DATA FOR THE TASK:

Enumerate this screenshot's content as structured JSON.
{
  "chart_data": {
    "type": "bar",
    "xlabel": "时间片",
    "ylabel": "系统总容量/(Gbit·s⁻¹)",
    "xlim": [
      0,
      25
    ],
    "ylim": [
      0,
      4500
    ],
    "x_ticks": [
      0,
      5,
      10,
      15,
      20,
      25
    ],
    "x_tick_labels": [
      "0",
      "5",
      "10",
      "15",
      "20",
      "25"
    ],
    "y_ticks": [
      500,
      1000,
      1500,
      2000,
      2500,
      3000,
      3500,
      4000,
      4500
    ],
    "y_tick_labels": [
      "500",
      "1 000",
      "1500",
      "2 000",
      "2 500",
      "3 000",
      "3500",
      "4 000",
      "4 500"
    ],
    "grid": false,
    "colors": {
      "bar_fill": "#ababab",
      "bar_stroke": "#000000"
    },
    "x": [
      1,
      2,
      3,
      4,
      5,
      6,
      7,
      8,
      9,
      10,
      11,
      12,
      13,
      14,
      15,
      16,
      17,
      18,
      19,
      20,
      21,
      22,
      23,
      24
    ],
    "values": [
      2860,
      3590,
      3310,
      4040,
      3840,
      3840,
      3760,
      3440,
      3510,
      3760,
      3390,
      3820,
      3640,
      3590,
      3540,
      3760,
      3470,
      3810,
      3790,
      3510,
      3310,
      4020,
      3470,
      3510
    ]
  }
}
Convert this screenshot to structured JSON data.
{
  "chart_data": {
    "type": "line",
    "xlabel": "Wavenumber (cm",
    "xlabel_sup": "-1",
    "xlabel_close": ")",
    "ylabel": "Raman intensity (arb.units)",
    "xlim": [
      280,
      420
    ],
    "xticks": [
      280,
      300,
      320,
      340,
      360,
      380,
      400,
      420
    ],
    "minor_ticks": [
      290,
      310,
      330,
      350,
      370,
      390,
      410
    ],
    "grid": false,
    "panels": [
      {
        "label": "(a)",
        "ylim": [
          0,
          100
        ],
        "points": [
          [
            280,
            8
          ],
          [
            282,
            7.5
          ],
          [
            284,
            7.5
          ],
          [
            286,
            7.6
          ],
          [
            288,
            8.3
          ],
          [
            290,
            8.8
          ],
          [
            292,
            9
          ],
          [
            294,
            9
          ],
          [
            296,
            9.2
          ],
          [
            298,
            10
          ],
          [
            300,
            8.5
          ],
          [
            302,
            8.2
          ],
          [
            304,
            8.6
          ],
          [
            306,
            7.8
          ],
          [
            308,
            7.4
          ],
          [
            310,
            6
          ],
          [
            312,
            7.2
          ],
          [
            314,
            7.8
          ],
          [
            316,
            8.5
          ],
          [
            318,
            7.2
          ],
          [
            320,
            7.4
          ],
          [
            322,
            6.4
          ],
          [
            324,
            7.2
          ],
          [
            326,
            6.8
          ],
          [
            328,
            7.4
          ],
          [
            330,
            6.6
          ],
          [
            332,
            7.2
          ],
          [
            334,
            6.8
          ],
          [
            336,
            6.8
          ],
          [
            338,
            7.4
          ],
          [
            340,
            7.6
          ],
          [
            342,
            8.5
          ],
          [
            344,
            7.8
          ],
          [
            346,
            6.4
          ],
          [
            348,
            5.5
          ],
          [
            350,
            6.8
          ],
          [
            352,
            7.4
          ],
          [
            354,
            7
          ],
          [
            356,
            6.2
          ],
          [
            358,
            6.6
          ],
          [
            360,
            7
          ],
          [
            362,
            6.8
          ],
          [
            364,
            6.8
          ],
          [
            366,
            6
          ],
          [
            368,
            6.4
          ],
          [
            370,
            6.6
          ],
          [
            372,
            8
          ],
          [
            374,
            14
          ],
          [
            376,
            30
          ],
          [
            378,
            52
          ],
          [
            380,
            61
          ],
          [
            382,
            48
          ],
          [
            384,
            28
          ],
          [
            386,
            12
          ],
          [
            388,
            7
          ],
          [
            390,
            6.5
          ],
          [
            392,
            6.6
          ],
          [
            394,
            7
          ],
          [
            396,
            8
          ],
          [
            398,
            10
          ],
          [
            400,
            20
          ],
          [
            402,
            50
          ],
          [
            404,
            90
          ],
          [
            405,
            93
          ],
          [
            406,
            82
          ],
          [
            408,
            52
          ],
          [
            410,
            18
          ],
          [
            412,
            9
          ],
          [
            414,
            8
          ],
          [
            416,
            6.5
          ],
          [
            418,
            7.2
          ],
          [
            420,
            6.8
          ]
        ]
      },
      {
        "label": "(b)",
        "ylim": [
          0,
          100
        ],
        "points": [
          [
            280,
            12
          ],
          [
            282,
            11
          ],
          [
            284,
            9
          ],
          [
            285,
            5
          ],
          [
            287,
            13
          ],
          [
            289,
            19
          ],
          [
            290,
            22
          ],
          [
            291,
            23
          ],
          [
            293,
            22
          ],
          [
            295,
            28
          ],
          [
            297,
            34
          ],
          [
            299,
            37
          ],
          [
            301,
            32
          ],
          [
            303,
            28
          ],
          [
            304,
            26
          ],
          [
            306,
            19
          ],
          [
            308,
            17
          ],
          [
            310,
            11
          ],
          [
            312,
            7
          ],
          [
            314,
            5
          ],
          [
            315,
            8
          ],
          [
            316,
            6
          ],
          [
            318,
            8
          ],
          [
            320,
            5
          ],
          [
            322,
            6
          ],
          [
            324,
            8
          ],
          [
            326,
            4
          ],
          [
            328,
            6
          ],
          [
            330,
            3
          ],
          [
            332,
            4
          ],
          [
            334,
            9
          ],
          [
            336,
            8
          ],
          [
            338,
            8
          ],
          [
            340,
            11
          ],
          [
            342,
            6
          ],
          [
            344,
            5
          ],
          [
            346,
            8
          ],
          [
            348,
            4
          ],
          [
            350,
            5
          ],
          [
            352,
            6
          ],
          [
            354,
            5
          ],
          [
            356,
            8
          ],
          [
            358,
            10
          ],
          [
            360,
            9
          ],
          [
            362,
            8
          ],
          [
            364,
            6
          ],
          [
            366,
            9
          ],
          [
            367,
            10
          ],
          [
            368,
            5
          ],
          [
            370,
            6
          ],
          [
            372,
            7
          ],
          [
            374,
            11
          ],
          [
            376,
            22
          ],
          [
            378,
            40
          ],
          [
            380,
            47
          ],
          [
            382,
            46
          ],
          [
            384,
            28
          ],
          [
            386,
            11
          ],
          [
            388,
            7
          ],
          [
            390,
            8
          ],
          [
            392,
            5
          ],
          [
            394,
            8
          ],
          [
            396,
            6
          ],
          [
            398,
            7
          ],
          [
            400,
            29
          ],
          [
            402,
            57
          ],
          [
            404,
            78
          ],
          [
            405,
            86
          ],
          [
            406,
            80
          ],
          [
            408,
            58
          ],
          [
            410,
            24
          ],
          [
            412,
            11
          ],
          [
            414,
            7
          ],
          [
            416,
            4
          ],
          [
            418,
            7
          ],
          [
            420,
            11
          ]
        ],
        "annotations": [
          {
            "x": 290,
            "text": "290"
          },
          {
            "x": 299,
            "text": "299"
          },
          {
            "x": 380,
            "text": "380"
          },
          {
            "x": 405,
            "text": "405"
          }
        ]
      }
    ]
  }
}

AIM: Word for word, extract all the records.

RESULT OF THE TASK:
Enumerate this screenshot's content as structured JSON.
{
  "chart_data": {
    "type": "bar",
    "xlabel": "时间片",
    "ylabel": "系统总容量/(Gbit·s⁻¹)",
    "xlim": [
      0,
      25
    ],
    "ylim": [
      0,
      4500
    ],
    "x_ticks": [
      0,
      5,
      10,
      15,
      20,
      25
    ],
    "x_tick_labels": [
      "0",
      "5",
      "10",
      "15",
      "20",
      "25"
    ],
    "y_ticks": [
      500,
      1000,
      1500,
      2000,
      2500,
      3000,
      3500,
      4000,
      4500
    ],
    "y_tick_labels": [
      "500",
      "1 000",
      "1500",
      "2 000",
      "2 500",
      "3 000",
      "3500",
      "4 000",
      "4 500"
    ],
    "grid": false,
    "colors": {
      "bar_fill": "#ababab",
      "bar_stroke": "#000000"
    },
    "x": [
      1,
      2,
      3,
      4,
      5,
      6,
      7,
      8,
      9,
      10,
      11,
      12,
      13,
      14,
      15,
      16,
      17,
      18,
      19,
      20,
      21,
      22,
      23,
      24
    ],
    "values": [
      2860,
      3590,
      3310,
      4040,
      3840,
      3840,
      3760,
      3440,
      3510,
      3760,
      3390,
      3820,
      3640,
      3590,
      3540,
      3760,
      3470,
      3810,
      3790,
      3510,
      3310,
      4020,
      3470,
      3510
    ]
  }
}
Convert this screenshot to structured JSON data.
{
  "chart_data": {
    "type": "line",
    "xlabel": "Wavenumber (cm",
    "xlabel_sup": "-1",
    "xlabel_close": ")",
    "ylabel": "Raman intensity (arb.units)",
    "xlim": [
      280,
      420
    ],
    "xticks": [
      280,
      300,
      320,
      340,
      360,
      380,
      400,
      420
    ],
    "minor_ticks": [
      290,
      310,
      330,
      350,
      370,
      390,
      410
    ],
    "grid": false,
    "panels": [
      {
        "label": "(a)",
        "ylim": [
          0,
          100
        ],
        "points": [
          [
            280,
            8
          ],
          [
            282,
            7.5
          ],
          [
            284,
            7.5
          ],
          [
            286,
            7.6
          ],
          [
            288,
            8.3
          ],
          [
            290,
            8.8
          ],
          [
            292,
            9
          ],
          [
            294,
            9
          ],
          [
            296,
            9.2
          ],
          [
            298,
            10
          ],
          [
            300,
            8.5
          ],
          [
            302,
            8.2
          ],
          [
            304,
            8.6
          ],
          [
            306,
            7.8
          ],
          [
            308,
            7.4
          ],
          [
            310,
            6
          ],
          [
            312,
            7.2
          ],
          [
            314,
            7.8
          ],
          [
            316,
            8.5
          ],
          [
            318,
            7.2
          ],
          [
            320,
            7.4
          ],
          [
            322,
            6.4
          ],
          [
            324,
            7.2
          ],
          [
            326,
            6.8
          ],
          [
            328,
            7.4
          ],
          [
            330,
            6.6
          ],
          [
            332,
            7.2
          ],
          [
            334,
            6.8
          ],
          [
            336,
            6.8
          ],
          [
            338,
            7.4
          ],
          [
            340,
            7.6
          ],
          [
            342,
            8.5
          ],
          [
            344,
            7.8
          ],
          [
            346,
            6.4
          ],
          [
            348,
            5.5
          ],
          [
            350,
            6.8
          ],
          [
            352,
            7.4
          ],
          [
            354,
            7
          ],
          [
            356,
            6.2
          ],
          [
            358,
            6.6
          ],
          [
            360,
            7
          ],
          [
            362,
            6.8
          ],
          [
            364,
            6.8
          ],
          [
            366,
            6
          ],
          [
            368,
            6.4
          ],
          [
            370,
            6.6
          ],
          [
            372,
            8
          ],
          [
            374,
            14
          ],
          [
            376,
            30
          ],
          [
            378,
            52
          ],
          [
            380,
            61
          ],
          [
            382,
            48
          ],
          [
            384,
            28
          ],
          [
            386,
            12
          ],
          [
            388,
            7
          ],
          [
            390,
            6.5
          ],
          [
            392,
            6.6
          ],
          [
            394,
            7
          ],
          [
            396,
            8
          ],
          [
            398,
            10
          ],
          [
            400,
            20
          ],
          [
            402,
            50
          ],
          [
            404,
            90
          ],
          [
            405,
            93
          ],
          [
            406,
            82
          ],
          [
            408,
            52
          ],
          [
            410,
            18
          ],
          [
            412,
            9
          ],
          [
            414,
            8
          ],
          [
            416,
            6.5
          ],
          [
            418,
            7.2
          ],
          [
            420,
            6.8
          ]
        ]
      },
      {
        "label": "(b)",
        "ylim": [
          0,
          100
        ],
        "points": [
          [
            280,
            12
          ],
          [
            282,
            11
          ],
          [
            284,
            9
          ],
          [
            285,
            5
          ],
          [
            287,
            13
          ],
          [
            289,
            19
          ],
          [
            290,
            22
          ],
          [
            291,
            23
          ],
          [
            293,
            22
          ],
          [
            295,
            28
          ],
          [
            297,
            34
          ],
          [
            299,
            37
          ],
          [
            301,
            32
          ],
          [
            303,
            28
          ],
          [
            304,
            26
          ],
          [
            306,
            19
          ],
          [
            308,
            17
          ],
          [
            310,
            11
          ],
          [
            312,
            7
          ],
          [
            314,
            5
          ],
          [
            315,
            8
          ],
          [
            316,
            6
          ],
          [
            318,
            8
          ],
          [
            320,
            5
          ],
          [
            322,
            6
          ],
          [
            324,
            8
          ],
          [
            326,
            4
          ],
          [
            328,
            6
          ],
          [
            330,
            3
          ],
          [
            332,
            4
          ],
          [
            334,
            9
          ],
          [
            336,
            8
          ],
          [
            338,
            8
          ],
          [
            340,
            11
          ],
          [
            342,
            6
          ],
          [
            344,
            5
          ],
          [
            346,
            8
          ],
          [
            348,
            4
          ],
          [
            350,
            5
          ],
          [
            352,
            6
          ],
          [
            354,
            5
          ],
          [
            356,
            8
          ],
          [
            358,
            10
          ],
          [
            360,
            9
          ],
          [
            362,
            8
          ],
          [
            364,
            6
          ],
          [
            366,
            9
          ],
          [
            367,
            10
          ],
          [
            368,
            5
          ],
          [
            370,
            6
          ],
          [
            372,
            7
          ],
          [
            374,
            11
          ],
          [
            376,
            22
          ],
          [
            378,
            40
          ],
          [
            380,
            47
          ],
          [
            382,
            46
          ],
          [
            384,
            28
          ],
          [
            386,
            11
          ],
          [
            388,
            7
          ],
          [
            390,
            8
          ],
          [
            392,
            5
          ],
          [
            394,
            8
          ],
          [
            396,
            6
          ],
          [
            398,
            7
          ],
          [
            400,
            29
          ],
          [
            402,
            57
          ],
          [
            404,
            78
          ],
          [
            405,
            86
          ],
          [
            406,
            80
          ],
          [
            408,
            58
          ],
          [
            410,
            24
          ],
          [
            412,
            11
          ],
          [
            414,
            7
          ],
          [
            416,
            4
          ],
          [
            418,
            7
          ],
          [
            420,
            11
          ]
        ],
        "annotations": [
          {
            "x": 290,
            "text": "290"
          },
          {
            "x": 299,
            "text": "299"
          },
          {
            "x": 380,
            "text": "380"
          },
          {
            "x": 405,
            "text": "405"
          }
        ]
      }
    ]
  }
}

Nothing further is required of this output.